WHAT YOU ARE ASKED TO DO
Collect all lines containing the word "this" from the data.

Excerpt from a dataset
begin
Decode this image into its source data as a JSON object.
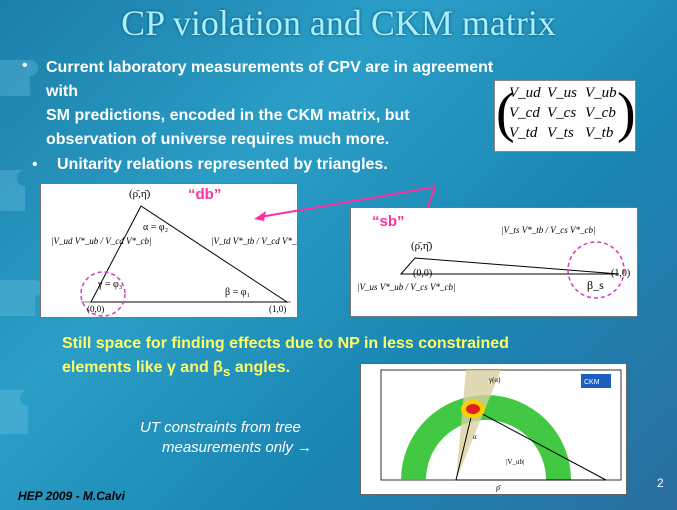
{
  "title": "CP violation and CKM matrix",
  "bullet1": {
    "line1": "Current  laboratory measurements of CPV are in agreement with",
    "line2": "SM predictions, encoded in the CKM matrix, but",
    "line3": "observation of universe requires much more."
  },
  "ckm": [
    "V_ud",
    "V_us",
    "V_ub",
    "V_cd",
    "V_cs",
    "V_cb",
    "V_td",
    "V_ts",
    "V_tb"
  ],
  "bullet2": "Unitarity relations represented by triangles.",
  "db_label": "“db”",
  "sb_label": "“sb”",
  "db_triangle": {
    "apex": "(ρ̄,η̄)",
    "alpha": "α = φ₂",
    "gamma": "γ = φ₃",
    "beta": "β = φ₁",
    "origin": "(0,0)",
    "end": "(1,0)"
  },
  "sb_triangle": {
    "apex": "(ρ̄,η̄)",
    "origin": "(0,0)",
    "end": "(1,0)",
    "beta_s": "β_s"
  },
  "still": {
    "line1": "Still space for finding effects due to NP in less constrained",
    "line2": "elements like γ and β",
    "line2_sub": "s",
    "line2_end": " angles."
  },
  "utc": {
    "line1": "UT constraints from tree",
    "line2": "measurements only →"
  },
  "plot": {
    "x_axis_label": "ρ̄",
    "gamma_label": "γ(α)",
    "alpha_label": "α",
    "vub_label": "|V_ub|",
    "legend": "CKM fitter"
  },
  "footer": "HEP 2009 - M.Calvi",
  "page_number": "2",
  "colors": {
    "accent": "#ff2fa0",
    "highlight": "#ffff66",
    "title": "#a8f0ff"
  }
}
end
begin
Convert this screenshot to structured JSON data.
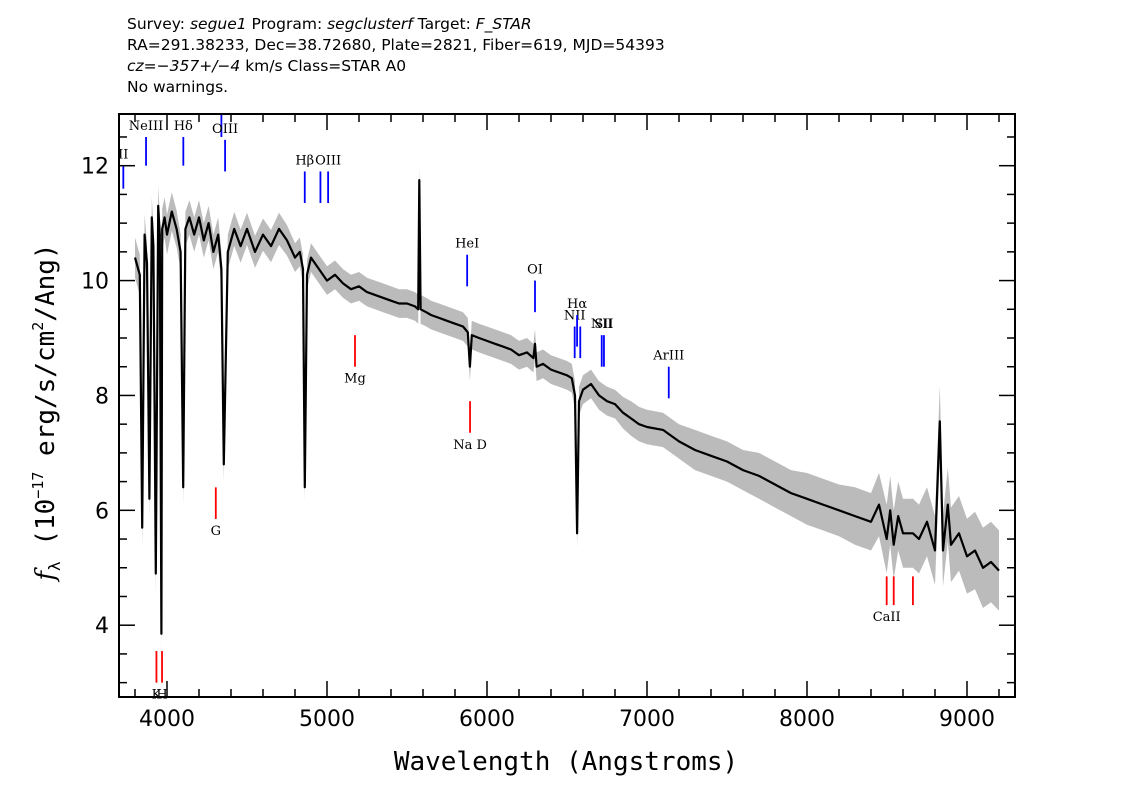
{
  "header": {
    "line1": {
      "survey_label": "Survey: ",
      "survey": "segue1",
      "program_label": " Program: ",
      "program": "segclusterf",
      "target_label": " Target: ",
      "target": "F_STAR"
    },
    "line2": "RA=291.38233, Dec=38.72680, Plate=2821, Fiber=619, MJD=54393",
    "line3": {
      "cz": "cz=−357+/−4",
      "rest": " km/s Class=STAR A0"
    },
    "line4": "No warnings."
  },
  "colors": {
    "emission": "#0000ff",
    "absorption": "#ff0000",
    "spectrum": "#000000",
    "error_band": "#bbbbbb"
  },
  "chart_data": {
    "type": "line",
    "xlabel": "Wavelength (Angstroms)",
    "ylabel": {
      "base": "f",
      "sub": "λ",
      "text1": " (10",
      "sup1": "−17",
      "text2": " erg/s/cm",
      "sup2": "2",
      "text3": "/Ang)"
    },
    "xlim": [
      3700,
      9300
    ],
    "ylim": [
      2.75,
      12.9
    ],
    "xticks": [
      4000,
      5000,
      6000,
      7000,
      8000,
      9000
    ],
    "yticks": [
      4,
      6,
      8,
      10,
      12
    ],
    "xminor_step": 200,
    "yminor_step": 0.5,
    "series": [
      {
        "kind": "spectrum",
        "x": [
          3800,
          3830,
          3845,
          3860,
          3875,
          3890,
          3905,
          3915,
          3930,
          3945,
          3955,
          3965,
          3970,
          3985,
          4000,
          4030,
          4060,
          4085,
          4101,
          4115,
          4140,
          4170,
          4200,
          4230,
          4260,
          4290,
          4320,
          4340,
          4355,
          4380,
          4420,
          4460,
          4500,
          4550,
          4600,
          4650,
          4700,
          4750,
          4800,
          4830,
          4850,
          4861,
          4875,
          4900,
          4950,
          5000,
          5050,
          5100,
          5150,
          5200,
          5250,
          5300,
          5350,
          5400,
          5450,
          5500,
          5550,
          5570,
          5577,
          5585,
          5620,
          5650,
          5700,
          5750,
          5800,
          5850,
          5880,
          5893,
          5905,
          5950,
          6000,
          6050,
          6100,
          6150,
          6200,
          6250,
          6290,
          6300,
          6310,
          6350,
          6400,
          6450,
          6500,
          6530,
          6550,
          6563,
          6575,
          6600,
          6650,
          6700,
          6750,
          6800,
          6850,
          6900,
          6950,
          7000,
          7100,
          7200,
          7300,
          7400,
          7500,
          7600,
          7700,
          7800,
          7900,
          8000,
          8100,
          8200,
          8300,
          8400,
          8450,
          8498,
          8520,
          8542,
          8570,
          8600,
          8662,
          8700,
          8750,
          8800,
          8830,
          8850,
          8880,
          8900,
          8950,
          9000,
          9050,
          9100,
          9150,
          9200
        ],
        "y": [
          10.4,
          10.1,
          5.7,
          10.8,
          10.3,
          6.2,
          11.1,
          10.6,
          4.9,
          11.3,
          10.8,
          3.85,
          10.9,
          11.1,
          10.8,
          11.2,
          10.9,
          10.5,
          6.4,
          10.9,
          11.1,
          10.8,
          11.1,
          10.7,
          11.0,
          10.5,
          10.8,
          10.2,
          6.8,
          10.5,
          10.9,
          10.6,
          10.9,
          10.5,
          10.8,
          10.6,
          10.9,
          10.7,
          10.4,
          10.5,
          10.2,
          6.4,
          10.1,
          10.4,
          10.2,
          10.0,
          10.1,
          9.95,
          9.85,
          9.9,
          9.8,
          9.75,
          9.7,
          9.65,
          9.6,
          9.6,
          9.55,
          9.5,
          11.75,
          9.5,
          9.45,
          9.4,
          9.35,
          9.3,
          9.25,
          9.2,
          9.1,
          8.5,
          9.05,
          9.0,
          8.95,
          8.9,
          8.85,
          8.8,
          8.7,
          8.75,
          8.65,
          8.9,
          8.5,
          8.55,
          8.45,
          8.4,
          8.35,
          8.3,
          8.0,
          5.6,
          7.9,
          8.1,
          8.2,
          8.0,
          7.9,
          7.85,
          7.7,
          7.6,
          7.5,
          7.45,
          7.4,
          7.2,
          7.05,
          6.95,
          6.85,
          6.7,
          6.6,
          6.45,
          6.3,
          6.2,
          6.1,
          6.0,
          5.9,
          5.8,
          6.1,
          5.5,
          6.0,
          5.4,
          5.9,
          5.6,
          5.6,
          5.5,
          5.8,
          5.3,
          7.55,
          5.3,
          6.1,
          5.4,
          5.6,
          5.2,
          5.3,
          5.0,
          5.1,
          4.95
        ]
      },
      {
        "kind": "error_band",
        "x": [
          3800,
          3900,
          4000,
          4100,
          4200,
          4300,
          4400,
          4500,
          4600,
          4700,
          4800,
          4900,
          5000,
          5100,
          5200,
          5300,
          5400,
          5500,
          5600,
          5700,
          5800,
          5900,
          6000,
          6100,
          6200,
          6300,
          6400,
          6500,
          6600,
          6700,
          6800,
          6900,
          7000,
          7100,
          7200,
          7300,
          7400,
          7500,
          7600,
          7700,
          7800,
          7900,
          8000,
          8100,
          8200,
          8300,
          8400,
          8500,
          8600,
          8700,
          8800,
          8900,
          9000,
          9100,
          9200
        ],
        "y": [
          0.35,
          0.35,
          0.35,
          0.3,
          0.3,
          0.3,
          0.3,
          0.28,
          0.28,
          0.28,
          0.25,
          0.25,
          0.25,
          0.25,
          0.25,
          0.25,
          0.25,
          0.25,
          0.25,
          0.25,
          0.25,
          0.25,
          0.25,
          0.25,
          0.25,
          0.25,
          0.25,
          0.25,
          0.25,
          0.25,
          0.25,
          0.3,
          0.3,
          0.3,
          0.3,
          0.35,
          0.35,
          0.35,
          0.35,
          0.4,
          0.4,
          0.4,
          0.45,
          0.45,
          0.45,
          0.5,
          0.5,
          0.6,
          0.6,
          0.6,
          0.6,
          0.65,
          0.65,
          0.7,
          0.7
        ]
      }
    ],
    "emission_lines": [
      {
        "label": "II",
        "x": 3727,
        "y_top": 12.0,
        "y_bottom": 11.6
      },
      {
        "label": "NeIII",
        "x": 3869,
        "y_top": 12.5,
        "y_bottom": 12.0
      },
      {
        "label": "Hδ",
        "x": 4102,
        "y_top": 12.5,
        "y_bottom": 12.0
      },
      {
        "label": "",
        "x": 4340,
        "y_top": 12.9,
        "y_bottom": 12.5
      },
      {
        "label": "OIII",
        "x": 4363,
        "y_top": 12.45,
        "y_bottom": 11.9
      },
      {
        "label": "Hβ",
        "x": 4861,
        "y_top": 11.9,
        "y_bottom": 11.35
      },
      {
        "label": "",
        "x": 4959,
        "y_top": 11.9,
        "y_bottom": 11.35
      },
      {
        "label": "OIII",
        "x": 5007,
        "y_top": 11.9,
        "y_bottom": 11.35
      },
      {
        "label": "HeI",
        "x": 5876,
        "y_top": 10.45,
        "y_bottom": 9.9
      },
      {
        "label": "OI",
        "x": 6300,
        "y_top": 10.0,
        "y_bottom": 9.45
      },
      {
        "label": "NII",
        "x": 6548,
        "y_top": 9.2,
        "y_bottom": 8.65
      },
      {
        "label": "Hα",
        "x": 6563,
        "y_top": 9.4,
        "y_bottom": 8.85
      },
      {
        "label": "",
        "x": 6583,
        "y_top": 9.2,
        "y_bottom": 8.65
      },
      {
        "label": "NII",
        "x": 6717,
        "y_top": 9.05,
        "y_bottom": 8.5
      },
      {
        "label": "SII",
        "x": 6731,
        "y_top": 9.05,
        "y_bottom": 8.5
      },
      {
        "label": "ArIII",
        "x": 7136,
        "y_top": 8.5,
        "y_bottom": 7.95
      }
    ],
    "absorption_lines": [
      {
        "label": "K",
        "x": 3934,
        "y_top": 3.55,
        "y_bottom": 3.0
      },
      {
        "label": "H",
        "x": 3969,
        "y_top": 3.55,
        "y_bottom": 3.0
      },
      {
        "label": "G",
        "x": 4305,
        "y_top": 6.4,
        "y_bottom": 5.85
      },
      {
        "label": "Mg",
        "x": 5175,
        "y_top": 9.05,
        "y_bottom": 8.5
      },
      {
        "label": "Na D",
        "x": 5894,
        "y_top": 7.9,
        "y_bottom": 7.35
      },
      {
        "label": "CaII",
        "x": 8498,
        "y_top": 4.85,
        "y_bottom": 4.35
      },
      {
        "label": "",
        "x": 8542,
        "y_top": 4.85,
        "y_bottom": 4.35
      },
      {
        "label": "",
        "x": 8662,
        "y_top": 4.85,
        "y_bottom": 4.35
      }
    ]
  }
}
end
ANSWER FOR THE TASK
Decode this image into its source data as a JSON object.
Convert this screenshot to structured JSON data.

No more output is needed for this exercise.